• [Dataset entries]
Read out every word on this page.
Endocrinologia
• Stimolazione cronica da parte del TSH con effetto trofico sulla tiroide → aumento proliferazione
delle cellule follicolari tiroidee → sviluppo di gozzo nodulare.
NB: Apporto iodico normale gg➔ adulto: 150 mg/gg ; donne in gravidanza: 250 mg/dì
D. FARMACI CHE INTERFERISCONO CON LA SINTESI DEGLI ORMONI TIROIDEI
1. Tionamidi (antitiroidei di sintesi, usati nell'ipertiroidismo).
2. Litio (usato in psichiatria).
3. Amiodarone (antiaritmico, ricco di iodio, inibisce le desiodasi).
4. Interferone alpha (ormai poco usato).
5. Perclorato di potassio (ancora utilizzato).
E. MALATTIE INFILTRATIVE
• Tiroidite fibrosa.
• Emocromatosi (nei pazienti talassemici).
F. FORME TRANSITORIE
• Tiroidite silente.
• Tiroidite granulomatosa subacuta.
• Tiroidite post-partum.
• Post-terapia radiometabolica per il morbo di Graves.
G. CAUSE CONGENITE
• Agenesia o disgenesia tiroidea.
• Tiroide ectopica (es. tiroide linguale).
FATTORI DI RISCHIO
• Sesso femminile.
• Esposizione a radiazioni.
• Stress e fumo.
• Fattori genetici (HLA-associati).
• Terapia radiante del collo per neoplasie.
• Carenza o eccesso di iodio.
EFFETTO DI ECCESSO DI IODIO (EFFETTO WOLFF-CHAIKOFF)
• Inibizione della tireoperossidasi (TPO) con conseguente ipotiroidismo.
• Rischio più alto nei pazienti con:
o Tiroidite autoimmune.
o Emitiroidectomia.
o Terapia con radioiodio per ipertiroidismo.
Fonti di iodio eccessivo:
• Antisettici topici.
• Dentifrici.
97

• [Your task] A complete answer lists each line of the data that holds the word "usato".

• [Exercise answer]
2. Litio (usato in psichiatria).
4. Interferone alpha (ormai poco usato).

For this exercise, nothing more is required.